## WHAT YOU WILL DO:
Go through the listing and pick out each line with the word "проверок" in it.

Dataset entries:
%%

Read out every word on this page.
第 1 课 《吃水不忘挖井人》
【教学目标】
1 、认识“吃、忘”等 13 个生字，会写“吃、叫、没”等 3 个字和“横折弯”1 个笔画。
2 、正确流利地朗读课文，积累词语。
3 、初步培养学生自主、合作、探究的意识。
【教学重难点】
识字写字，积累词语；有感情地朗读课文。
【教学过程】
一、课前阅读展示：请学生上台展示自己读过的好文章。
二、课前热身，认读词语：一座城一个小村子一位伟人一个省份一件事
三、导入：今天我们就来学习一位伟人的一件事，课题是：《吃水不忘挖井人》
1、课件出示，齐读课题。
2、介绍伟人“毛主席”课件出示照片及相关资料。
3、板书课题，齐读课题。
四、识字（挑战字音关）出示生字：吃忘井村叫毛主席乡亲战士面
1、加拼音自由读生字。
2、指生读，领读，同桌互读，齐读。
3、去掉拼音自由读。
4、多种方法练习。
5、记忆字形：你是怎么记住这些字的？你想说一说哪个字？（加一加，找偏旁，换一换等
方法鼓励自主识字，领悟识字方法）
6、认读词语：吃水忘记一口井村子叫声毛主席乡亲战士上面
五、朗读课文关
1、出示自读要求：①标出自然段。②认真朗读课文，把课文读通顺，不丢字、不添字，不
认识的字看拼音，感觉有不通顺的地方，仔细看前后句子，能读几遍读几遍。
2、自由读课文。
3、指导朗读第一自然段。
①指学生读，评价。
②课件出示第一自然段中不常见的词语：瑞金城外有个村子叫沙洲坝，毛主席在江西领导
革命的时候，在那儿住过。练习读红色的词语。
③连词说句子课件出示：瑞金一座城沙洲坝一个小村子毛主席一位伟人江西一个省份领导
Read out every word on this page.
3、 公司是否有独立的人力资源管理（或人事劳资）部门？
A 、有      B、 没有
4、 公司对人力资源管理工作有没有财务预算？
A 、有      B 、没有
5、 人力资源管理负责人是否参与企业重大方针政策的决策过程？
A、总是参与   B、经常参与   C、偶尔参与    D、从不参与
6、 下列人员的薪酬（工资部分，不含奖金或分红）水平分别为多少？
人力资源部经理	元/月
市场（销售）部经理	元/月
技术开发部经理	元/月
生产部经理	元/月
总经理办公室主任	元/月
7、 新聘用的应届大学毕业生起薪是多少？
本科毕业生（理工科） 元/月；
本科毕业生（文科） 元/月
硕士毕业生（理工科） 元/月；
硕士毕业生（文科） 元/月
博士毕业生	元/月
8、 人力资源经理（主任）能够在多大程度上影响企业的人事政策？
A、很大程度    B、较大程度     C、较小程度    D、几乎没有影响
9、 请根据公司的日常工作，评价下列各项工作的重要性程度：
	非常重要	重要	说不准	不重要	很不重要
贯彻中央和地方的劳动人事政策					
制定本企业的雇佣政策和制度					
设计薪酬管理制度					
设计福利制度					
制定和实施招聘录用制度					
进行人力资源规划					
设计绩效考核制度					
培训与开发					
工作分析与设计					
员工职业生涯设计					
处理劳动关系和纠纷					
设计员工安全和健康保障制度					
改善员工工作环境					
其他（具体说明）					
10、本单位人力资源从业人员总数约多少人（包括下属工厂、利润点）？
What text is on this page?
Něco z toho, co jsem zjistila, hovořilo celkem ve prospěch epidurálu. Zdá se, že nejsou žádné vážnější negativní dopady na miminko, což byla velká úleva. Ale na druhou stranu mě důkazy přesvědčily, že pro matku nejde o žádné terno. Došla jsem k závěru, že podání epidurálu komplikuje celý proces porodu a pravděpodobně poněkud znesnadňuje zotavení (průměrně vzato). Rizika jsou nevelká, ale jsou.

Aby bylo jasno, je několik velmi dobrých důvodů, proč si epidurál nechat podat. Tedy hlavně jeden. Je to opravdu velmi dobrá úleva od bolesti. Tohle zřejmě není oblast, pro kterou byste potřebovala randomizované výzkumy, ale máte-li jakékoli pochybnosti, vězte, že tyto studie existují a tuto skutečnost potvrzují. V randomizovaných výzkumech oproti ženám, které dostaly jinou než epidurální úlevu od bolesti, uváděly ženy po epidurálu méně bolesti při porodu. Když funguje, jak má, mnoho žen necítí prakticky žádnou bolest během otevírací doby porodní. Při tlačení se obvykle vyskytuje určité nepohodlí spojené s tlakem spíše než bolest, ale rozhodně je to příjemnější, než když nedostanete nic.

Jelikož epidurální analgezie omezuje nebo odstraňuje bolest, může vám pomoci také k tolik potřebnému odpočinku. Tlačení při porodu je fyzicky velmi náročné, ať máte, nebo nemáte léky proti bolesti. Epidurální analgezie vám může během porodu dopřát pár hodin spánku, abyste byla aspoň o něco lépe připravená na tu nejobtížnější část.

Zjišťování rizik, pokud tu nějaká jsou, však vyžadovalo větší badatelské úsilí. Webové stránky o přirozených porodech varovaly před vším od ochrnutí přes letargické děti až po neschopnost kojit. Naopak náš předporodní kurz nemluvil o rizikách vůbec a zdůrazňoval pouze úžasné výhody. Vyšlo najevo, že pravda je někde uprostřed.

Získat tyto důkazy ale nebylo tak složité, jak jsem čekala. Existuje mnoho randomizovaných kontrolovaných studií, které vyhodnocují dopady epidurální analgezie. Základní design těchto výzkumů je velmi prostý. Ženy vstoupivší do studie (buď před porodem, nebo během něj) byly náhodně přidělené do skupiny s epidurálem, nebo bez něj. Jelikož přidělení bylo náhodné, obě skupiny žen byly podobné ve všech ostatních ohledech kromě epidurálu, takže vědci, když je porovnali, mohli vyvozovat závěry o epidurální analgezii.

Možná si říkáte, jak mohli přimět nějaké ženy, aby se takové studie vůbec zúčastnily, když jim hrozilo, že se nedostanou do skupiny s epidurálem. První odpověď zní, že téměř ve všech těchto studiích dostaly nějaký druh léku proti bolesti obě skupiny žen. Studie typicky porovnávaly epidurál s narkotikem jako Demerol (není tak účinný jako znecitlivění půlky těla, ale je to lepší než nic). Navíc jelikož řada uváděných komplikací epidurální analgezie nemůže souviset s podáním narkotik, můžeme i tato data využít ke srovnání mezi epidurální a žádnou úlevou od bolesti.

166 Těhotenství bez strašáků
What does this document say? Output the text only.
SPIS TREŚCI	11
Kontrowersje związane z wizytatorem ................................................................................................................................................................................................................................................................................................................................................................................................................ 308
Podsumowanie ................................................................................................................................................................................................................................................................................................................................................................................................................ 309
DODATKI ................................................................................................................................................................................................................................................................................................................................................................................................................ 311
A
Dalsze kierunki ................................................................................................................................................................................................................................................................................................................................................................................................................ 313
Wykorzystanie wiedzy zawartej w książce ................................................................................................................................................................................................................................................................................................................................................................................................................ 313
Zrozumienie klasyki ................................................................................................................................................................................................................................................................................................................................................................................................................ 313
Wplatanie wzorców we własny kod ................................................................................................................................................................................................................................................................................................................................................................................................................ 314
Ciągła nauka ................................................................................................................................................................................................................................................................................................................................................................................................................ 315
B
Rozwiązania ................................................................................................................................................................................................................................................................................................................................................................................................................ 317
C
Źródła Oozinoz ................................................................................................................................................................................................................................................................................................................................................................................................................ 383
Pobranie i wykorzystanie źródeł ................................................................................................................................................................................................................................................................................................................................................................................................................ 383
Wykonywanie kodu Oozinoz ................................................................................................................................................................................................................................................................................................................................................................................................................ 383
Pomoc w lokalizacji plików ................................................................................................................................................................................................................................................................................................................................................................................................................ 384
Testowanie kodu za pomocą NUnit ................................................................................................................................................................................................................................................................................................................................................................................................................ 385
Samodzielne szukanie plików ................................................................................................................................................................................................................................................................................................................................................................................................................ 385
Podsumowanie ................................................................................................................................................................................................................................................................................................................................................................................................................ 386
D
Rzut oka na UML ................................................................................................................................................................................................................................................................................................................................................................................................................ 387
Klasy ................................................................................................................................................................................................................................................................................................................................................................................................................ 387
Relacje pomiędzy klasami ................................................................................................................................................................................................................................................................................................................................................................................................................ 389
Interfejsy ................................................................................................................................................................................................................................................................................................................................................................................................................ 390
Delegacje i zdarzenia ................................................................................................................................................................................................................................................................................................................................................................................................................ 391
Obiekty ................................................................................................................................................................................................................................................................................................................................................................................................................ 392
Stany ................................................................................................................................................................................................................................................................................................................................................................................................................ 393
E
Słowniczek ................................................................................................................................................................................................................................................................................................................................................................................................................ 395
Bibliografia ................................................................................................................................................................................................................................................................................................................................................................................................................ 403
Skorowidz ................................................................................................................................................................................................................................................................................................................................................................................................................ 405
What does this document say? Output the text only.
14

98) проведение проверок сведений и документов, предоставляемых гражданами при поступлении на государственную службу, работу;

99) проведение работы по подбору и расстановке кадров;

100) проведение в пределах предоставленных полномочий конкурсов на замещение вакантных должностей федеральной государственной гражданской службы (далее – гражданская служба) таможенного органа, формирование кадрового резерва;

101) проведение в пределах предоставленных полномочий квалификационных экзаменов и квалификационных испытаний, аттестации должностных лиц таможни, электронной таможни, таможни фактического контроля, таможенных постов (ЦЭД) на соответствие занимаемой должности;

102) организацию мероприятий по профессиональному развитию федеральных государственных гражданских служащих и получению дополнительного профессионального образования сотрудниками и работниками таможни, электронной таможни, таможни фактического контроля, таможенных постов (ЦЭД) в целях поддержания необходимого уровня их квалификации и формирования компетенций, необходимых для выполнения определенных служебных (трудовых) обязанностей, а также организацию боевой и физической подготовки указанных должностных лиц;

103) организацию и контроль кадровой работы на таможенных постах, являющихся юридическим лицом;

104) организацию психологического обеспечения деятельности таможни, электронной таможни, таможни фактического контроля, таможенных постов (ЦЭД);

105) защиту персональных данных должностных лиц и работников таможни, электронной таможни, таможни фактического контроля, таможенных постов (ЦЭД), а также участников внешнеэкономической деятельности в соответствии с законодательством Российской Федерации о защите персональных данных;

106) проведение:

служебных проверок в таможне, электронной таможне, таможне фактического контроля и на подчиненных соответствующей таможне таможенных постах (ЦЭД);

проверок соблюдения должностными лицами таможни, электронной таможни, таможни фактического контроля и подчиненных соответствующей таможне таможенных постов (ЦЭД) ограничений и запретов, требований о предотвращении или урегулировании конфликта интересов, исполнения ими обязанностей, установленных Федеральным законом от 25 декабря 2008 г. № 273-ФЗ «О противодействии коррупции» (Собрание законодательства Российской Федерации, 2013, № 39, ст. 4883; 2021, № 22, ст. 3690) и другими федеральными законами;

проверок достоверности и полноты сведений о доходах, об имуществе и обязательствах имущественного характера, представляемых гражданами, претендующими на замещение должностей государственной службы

%%

## OUTPUT OF THE EXERCISE:
98) проведение проверок сведений и документов, предоставляемых гражданами при поступлении на государственную службу, работу;
служебных проверок в таможне, электронной таможне, таможне фактического контроля и на подчиненных соответствующей таможне таможенных постах (ЦЭД);
проверок соблюдения должностными лицами таможни, электронной таможни, таможни фактического контроля и подчиненных соответствующей таможне таможенных постов (ЦЭД) ограничений и запретов, требований о предотвращении или урегулировании конфликта интересов, исполнения ими обязанностей, установленных Федеральным законом от 25 декабря 2008 г. № 273-ФЗ «О противодействии коррупции» (Собрание законодательства Российской Федерации, 2013, № 39, ст. 4883; 2021, № 22, ст. 3690) и другими федеральными законами;
проверок достоверности и полноты сведений о доходах, об имуществе и обязательствах имущественного характера, представляемых гражданами, претендующими на замещение должностей государственной службы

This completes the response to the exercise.